___ The data ___
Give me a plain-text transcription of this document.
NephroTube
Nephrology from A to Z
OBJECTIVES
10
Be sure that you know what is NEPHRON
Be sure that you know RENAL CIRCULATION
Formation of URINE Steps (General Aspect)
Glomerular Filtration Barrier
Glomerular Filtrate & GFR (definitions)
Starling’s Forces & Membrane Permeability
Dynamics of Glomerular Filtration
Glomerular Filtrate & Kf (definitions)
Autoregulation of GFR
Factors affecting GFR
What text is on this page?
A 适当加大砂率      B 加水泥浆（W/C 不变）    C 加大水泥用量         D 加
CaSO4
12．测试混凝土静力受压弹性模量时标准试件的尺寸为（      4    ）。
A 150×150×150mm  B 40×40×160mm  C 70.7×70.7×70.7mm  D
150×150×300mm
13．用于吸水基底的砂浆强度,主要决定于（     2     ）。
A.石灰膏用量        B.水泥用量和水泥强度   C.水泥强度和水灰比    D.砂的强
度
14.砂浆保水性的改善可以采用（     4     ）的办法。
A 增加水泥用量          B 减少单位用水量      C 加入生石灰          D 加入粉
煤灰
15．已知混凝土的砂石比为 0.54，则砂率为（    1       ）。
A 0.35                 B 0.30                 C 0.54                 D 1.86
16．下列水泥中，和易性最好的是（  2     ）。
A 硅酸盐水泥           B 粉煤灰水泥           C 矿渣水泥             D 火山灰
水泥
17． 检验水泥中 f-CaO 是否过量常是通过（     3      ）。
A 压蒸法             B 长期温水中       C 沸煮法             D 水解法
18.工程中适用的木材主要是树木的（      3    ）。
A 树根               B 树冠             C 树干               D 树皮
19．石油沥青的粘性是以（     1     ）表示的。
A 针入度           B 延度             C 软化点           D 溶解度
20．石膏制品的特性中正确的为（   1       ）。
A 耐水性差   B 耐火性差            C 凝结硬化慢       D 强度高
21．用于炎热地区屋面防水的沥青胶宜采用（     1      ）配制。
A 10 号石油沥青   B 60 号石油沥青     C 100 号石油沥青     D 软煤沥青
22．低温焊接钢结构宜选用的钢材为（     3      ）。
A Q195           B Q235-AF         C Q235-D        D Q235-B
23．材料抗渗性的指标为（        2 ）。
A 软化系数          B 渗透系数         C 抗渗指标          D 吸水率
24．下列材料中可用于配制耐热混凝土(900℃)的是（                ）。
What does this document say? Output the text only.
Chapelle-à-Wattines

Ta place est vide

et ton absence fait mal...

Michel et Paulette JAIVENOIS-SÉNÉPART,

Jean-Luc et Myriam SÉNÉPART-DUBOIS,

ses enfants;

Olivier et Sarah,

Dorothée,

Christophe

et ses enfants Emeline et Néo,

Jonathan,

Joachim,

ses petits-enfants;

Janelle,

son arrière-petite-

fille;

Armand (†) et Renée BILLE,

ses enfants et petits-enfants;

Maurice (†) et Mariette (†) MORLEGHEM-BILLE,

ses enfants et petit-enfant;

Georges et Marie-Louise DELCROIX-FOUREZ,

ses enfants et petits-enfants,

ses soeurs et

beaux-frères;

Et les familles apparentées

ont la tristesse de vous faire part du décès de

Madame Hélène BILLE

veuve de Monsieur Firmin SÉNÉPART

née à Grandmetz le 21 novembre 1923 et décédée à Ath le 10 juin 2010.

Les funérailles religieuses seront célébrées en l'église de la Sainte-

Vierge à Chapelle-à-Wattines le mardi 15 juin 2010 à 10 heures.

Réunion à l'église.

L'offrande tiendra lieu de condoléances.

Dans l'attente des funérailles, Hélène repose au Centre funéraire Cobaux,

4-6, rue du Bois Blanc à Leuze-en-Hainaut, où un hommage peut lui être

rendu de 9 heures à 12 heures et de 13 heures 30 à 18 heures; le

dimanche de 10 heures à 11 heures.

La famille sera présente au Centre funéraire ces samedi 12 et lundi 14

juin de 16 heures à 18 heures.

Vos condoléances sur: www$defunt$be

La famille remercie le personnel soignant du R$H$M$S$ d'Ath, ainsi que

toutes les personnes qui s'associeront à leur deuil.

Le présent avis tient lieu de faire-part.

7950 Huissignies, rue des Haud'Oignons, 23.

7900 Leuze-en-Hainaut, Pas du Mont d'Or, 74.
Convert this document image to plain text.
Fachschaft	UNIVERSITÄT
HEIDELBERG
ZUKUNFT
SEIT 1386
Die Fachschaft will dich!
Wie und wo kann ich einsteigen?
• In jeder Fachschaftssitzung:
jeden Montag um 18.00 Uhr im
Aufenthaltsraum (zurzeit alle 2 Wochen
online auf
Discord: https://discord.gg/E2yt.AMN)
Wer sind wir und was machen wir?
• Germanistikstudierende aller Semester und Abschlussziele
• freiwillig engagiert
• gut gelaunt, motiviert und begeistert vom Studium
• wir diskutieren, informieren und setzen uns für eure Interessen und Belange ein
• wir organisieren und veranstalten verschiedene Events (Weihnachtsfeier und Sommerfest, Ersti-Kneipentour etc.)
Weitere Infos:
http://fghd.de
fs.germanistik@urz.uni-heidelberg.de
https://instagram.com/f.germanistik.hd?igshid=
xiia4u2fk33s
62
___
Task to complete: Take every line that includes the string "lieu" and copy it.

Reply:
L'offrande tiendra lieu de condoléances.
Le présent avis tient lieu de faire-part.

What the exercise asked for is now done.